**Records provided**
★ ★ ★ ★ ★
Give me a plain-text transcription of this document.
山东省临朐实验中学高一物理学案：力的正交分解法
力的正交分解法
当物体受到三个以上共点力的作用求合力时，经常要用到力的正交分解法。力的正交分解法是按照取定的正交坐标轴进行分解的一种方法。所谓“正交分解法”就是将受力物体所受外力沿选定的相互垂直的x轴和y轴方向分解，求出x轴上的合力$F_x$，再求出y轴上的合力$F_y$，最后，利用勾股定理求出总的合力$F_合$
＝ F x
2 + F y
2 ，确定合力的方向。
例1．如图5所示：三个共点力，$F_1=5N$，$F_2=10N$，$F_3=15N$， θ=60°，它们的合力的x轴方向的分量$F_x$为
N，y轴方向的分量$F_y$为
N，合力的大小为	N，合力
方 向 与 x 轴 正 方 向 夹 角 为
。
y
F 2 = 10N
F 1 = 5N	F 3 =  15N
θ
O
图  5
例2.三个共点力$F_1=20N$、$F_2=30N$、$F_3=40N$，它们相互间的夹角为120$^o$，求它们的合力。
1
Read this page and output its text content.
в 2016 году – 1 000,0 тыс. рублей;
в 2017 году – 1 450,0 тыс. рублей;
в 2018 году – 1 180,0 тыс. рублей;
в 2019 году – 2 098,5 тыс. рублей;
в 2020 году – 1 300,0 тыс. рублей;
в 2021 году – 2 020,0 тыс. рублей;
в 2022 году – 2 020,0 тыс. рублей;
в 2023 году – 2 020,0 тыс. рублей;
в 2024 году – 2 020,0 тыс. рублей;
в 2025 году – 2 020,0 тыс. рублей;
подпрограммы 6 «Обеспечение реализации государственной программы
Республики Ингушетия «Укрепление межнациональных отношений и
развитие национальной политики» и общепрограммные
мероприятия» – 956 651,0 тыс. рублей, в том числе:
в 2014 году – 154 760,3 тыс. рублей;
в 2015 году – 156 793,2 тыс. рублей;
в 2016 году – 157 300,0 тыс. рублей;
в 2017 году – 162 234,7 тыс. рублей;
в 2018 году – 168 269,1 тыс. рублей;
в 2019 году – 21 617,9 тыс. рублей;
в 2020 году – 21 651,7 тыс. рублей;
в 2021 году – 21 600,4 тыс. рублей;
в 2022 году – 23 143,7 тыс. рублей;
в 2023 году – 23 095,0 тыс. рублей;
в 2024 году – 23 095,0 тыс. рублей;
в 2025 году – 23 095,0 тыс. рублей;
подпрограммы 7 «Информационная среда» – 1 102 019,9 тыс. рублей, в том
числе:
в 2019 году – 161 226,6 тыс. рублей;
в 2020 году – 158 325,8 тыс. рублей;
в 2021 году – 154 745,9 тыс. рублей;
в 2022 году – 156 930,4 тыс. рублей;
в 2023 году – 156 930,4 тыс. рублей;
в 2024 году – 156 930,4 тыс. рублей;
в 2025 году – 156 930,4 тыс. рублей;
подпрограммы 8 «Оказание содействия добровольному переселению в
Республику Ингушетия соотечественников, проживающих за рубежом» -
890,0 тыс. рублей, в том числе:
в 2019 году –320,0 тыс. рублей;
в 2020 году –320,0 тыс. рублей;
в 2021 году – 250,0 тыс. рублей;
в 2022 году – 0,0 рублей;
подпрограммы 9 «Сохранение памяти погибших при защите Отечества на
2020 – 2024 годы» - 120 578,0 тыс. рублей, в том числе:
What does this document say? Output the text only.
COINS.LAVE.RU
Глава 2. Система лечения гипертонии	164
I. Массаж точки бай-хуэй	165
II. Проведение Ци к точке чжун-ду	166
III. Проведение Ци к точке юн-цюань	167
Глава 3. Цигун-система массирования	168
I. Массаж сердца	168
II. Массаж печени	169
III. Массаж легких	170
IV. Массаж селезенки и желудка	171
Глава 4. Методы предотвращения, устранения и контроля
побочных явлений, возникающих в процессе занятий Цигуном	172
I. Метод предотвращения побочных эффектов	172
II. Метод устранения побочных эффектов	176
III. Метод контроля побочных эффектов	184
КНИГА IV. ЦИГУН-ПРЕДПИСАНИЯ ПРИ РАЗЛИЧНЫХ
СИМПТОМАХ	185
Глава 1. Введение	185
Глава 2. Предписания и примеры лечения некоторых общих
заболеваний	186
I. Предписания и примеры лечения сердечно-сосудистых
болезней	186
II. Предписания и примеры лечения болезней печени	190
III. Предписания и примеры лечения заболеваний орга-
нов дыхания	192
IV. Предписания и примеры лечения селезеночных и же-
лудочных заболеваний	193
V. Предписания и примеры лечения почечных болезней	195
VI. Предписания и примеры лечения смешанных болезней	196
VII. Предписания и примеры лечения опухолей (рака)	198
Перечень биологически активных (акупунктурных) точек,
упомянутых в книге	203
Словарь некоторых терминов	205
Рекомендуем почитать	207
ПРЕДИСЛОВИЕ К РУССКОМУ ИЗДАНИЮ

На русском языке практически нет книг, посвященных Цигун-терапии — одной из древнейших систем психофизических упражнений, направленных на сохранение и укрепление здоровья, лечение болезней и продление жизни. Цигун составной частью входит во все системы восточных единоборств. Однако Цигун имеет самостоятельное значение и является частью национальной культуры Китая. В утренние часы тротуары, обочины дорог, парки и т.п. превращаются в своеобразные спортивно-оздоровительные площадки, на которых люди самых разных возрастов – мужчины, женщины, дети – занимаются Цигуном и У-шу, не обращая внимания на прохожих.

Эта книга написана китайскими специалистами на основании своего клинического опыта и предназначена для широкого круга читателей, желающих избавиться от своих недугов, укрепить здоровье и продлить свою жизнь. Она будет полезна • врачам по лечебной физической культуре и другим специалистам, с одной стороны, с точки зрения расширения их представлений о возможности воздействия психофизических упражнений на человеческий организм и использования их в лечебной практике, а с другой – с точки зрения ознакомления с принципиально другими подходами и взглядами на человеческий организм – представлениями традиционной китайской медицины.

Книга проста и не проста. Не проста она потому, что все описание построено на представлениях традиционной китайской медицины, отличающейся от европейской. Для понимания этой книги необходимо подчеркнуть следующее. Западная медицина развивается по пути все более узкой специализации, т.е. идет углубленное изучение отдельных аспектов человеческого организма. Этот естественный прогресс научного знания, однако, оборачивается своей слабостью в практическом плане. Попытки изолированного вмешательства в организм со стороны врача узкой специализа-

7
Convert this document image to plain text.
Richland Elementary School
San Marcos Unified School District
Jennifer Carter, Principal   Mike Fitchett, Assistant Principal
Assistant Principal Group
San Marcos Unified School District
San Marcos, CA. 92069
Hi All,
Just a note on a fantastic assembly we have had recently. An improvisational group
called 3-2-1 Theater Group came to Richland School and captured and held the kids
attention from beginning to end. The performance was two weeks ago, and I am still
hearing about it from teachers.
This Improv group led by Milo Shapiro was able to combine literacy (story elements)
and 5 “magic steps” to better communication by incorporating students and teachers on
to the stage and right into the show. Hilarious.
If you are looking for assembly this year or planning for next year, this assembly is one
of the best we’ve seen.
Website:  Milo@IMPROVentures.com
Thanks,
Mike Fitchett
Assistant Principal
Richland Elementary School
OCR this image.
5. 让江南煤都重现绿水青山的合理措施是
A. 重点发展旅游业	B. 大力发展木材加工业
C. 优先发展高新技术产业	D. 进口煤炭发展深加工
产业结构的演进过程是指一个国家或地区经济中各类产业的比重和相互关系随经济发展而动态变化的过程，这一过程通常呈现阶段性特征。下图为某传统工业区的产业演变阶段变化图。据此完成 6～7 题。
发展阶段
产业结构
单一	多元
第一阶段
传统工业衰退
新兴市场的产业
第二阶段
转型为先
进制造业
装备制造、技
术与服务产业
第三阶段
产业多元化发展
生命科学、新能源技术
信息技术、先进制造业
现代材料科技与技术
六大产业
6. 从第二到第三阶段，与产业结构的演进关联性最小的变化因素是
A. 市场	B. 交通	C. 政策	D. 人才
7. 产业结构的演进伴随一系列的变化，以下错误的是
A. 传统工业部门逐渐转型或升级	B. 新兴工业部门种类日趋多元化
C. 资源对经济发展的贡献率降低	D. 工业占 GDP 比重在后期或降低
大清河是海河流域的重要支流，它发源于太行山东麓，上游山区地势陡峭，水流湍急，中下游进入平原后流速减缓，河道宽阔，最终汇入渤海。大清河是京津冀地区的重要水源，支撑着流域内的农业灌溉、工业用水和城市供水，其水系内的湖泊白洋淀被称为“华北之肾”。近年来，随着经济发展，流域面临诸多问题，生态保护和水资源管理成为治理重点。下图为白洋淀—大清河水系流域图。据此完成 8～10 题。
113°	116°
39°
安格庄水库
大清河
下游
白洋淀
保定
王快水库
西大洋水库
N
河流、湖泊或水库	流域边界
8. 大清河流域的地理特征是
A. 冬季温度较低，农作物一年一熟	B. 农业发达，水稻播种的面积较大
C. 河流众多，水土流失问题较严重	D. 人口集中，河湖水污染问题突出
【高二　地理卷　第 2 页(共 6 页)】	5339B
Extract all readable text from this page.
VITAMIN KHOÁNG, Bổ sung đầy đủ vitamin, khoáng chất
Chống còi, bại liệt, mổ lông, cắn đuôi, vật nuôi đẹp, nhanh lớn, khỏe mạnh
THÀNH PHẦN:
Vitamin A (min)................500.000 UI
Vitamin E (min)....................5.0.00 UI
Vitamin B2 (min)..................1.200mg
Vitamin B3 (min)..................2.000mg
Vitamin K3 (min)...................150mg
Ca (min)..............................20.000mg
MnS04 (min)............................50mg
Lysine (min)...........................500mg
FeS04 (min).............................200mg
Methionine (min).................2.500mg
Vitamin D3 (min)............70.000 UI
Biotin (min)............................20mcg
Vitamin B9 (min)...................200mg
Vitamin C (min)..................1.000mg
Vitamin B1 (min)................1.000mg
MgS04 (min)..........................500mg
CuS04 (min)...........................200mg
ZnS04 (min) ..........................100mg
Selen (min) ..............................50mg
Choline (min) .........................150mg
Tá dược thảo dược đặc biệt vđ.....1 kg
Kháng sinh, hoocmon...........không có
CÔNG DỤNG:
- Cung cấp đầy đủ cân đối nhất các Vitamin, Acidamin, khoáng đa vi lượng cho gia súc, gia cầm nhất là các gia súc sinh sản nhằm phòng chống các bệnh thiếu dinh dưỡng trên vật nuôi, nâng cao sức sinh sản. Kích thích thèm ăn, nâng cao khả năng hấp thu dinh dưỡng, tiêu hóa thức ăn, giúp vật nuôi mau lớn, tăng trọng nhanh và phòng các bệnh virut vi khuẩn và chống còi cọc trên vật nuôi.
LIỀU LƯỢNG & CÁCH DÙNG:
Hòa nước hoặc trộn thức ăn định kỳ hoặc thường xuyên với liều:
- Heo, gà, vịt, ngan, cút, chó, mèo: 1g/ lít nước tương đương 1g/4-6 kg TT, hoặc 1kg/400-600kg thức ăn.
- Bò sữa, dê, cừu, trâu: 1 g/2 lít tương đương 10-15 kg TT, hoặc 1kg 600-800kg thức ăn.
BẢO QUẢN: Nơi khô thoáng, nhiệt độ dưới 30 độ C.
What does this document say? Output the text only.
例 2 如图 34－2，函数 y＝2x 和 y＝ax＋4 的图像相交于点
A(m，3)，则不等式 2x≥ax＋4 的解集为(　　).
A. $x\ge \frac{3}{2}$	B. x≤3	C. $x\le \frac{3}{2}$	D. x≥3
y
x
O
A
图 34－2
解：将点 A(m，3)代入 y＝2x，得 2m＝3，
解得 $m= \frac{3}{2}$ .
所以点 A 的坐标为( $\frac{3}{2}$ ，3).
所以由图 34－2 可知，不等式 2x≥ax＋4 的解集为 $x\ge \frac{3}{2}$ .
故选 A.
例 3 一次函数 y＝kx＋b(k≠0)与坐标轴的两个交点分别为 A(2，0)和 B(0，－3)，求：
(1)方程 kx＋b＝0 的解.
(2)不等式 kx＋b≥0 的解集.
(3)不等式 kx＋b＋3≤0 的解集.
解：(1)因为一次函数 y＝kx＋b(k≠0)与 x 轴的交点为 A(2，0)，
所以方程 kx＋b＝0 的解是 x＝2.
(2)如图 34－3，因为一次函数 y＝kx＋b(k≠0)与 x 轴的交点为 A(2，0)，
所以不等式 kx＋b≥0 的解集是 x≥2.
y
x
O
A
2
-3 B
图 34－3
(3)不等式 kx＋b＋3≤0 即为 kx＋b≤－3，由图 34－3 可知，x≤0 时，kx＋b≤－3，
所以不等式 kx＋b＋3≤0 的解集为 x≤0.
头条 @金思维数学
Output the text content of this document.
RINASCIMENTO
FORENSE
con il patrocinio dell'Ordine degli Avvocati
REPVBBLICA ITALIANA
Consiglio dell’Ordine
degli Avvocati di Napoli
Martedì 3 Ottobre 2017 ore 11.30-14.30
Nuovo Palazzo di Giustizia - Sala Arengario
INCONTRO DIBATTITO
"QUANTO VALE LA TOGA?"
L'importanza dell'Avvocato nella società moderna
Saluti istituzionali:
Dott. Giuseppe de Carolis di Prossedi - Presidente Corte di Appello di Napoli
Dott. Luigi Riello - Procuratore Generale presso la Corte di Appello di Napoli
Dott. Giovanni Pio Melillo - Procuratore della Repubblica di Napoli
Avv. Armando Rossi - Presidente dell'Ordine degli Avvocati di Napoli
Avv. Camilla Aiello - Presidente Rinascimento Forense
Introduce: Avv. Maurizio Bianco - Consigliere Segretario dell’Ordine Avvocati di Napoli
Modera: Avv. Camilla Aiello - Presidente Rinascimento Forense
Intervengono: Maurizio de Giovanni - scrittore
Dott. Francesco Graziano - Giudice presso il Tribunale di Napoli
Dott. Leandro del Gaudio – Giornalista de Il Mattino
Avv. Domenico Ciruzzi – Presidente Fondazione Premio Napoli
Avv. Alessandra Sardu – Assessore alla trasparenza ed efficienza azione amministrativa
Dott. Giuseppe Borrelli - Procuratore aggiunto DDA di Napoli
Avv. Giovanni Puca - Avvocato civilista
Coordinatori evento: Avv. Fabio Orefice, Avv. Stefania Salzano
★ ★ ★ ★ ★
**What needs to be done**
Look for "Assistant" and pull out every line that has it.

**Output below**
Jennifer Carter, Principal   Mike Fitchett, Assistant Principal
Assistant Principal Group
Assistant Principal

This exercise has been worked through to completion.